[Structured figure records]

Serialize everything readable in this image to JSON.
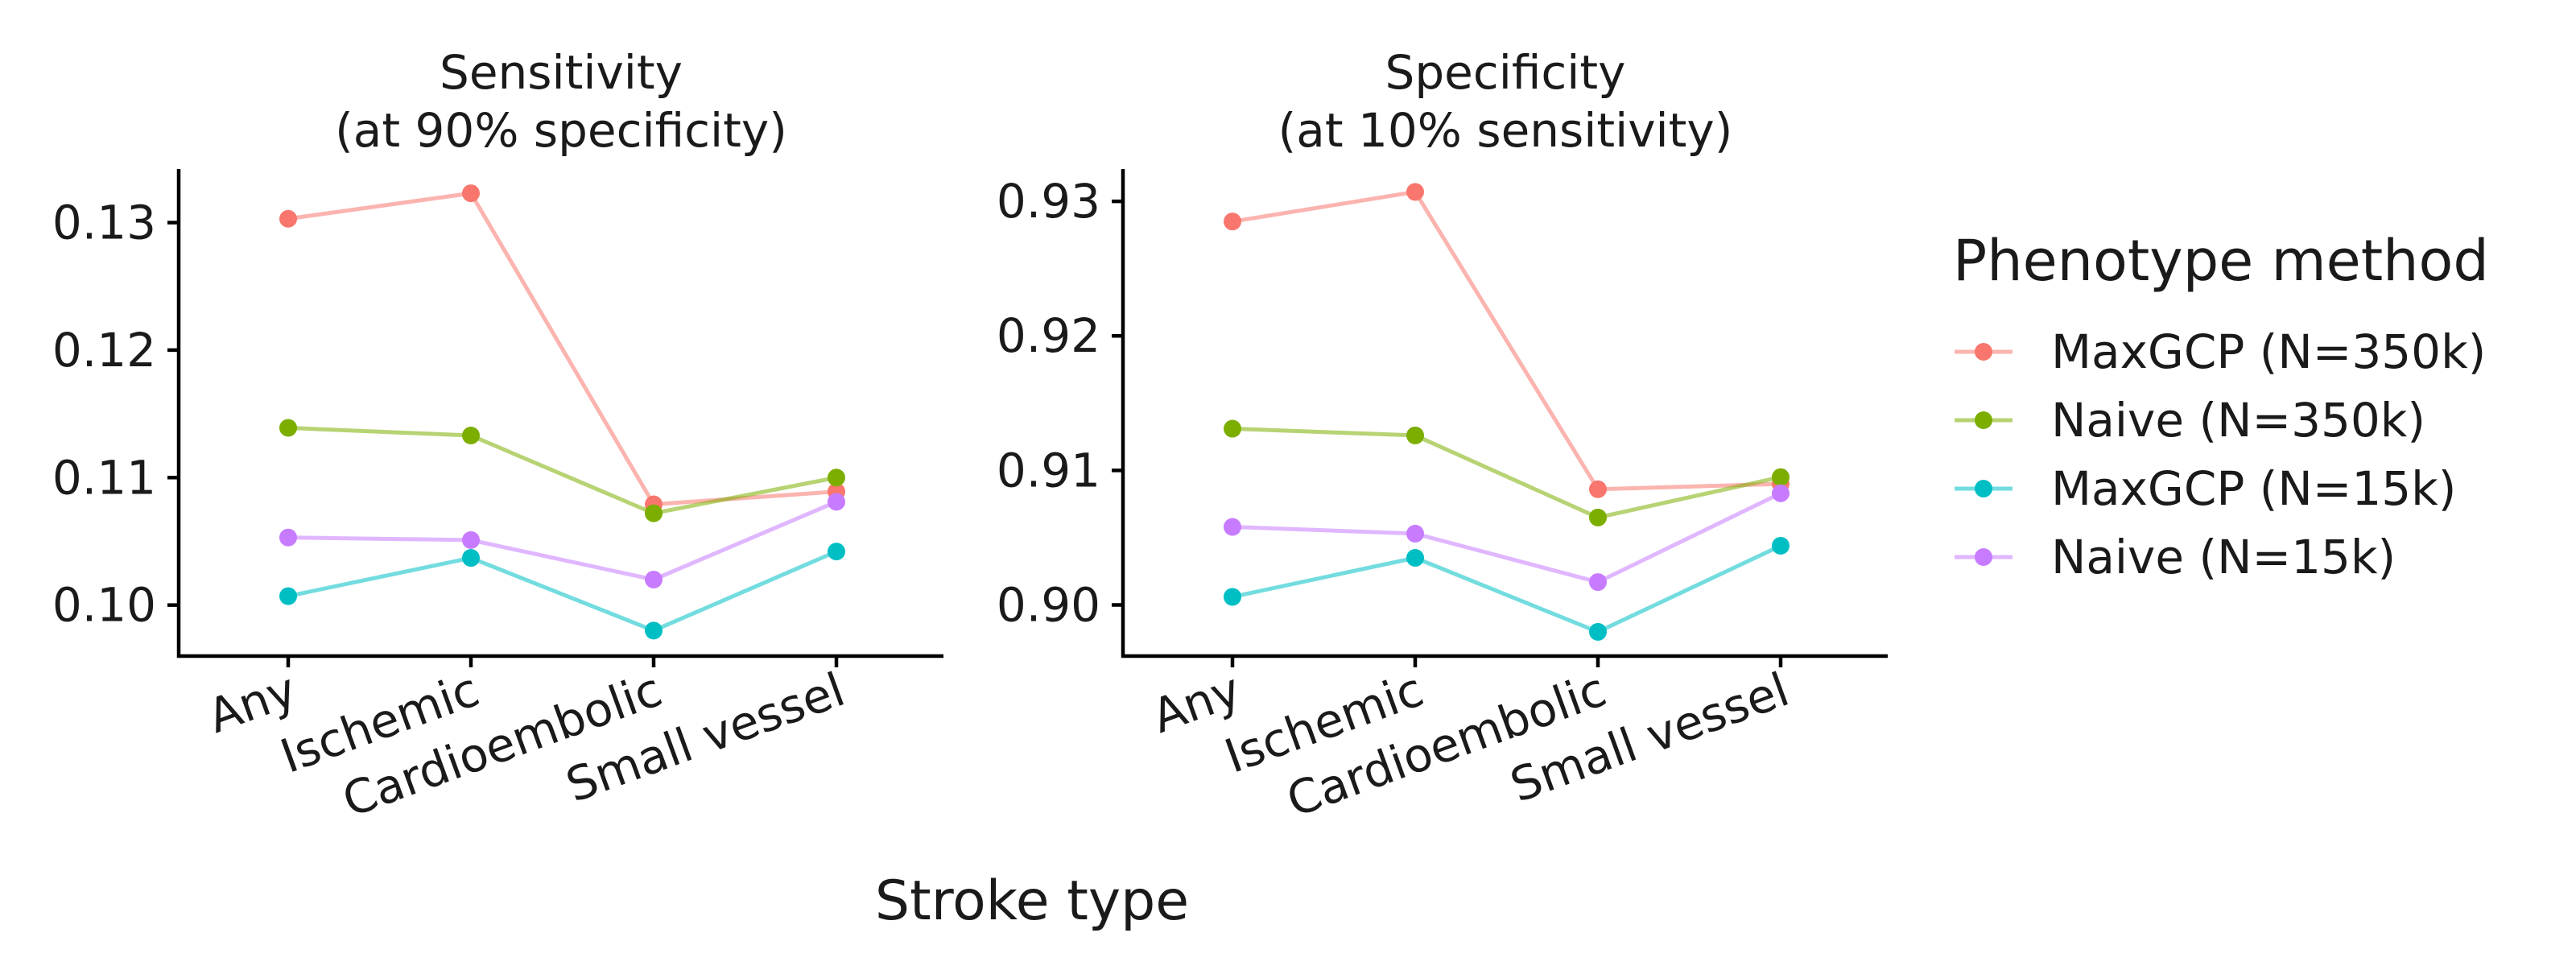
{
  "chart_data": {
    "type": "line",
    "xlabel": "Stroke type",
    "categories": [
      "Any",
      "Ischemic",
      "Cardioembolic",
      "Small vessel"
    ],
    "legend": {
      "title": "Phenotype method",
      "position": "right"
    },
    "grid": false,
    "colors": {
      "MaxGCP (N=350k)": "#F8766D",
      "Naive (N=350k)": "#7CAE00",
      "MaxGCP (N=15k)": "#00BFC4",
      "Naive (N=15k)": "#C77CFF"
    },
    "panels": [
      {
        "title_line1": "Sensitivity",
        "title_line2": "(at 90% specificity)",
        "ylim": [
          0.096,
          0.1342
        ],
        "yticks": [
          0.1,
          0.11,
          0.12,
          0.13
        ],
        "ytick_labels": [
          "0.10",
          "0.11",
          "0.12",
          "0.13"
        ],
        "series": [
          {
            "name": "MaxGCP (N=350k)",
            "values": [
              0.1303,
              0.1323,
              0.1079,
              0.1089
            ]
          },
          {
            "name": "Naive (N=350k)",
            "values": [
              0.1139,
              0.1133,
              0.1072,
              0.11
            ]
          },
          {
            "name": "MaxGCP (N=15k)",
            "values": [
              0.1007,
              0.1037,
              0.098,
              0.1042
            ]
          },
          {
            "name": "Naive (N=15k)",
            "values": [
              0.1053,
              0.1051,
              0.102,
              0.1081
            ]
          }
        ]
      },
      {
        "title_line1": "Specificity",
        "title_line2": "(at 10% sensitivity)",
        "ylim": [
          0.8962,
          0.9324
        ],
        "yticks": [
          0.9,
          0.91,
          0.92,
          0.93
        ],
        "ytick_labels": [
          "0.90",
          "0.91",
          "0.92",
          "0.93"
        ],
        "series": [
          {
            "name": "MaxGCP (N=350k)",
            "values": [
              0.9285,
              0.9307,
              0.9086,
              0.909
            ]
          },
          {
            "name": "Naive (N=350k)",
            "values": [
              0.9131,
              0.9126,
              0.9065,
              0.9095
            ]
          },
          {
            "name": "MaxGCP (N=15k)",
            "values": [
              0.9006,
              0.9035,
              0.898,
              0.9044
            ]
          },
          {
            "name": "Naive (N=15k)",
            "values": [
              0.9058,
              0.9053,
              0.9017,
              0.9083
            ]
          }
        ]
      }
    ]
  }
}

### Directions
Leave out the pictures and output every record above precisely as given.

### Answer to the exercise
Serialize everything readable in this image to JSON.
{
  "chart_data": {
    "type": "line",
    "xlabel": "Stroke type",
    "categories": [
      "Any",
      "Ischemic",
      "Cardioembolic",
      "Small vessel"
    ],
    "legend": {
      "title": "Phenotype method",
      "position": "right"
    },
    "grid": false,
    "colors": {
      "MaxGCP (N=350k)": "#F8766D",
      "Naive (N=350k)": "#7CAE00",
      "MaxGCP (N=15k)": "#00BFC4",
      "Naive (N=15k)": "#C77CFF"
    },
    "panels": [
      {
        "title_line1": "Sensitivity",
        "title_line2": "(at 90% specificity)",
        "ylim": [
          0.096,
          0.1342
        ],
        "yticks": [
          0.1,
          0.11,
          0.12,
          0.13
        ],
        "ytick_labels": [
          "0.10",
          "0.11",
          "0.12",
          "0.13"
        ],
        "series": [
          {
            "name": "MaxGCP (N=350k)",
            "values": [
              0.1303,
              0.1323,
              0.1079,
              0.1089
            ]
          },
          {
            "name": "Naive (N=350k)",
            "values": [
              0.1139,
              0.1133,
              0.1072,
              0.11
            ]
          },
          {
            "name": "MaxGCP (N=15k)",
            "values": [
              0.1007,
              0.1037,
              0.098,
              0.1042
            ]
          },
          {
            "name": "Naive (N=15k)",
            "values": [
              0.1053,
              0.1051,
              0.102,
              0.1081
            ]
          }
        ]
      },
      {
        "title_line1": "Specificity",
        "title_line2": "(at 10% sensitivity)",
        "ylim": [
          0.8962,
          0.9324
        ],
        "yticks": [
          0.9,
          0.91,
          0.92,
          0.93
        ],
        "ytick_labels": [
          "0.90",
          "0.91",
          "0.92",
          "0.93"
        ],
        "series": [
          {
            "name": "MaxGCP (N=350k)",
            "values": [
              0.9285,
              0.9307,
              0.9086,
              0.909
            ]
          },
          {
            "name": "Naive (N=350k)",
            "values": [
              0.9131,
              0.9126,
              0.9065,
              0.9095
            ]
          },
          {
            "name": "MaxGCP (N=15k)",
            "values": [
              0.9006,
              0.9035,
              0.898,
              0.9044
            ]
          },
          {
            "name": "Naive (N=15k)",
            "values": [
              0.9058,
              0.9053,
              0.9017,
              0.9083
            ]
          }
        ]
      }
    ]
  }
}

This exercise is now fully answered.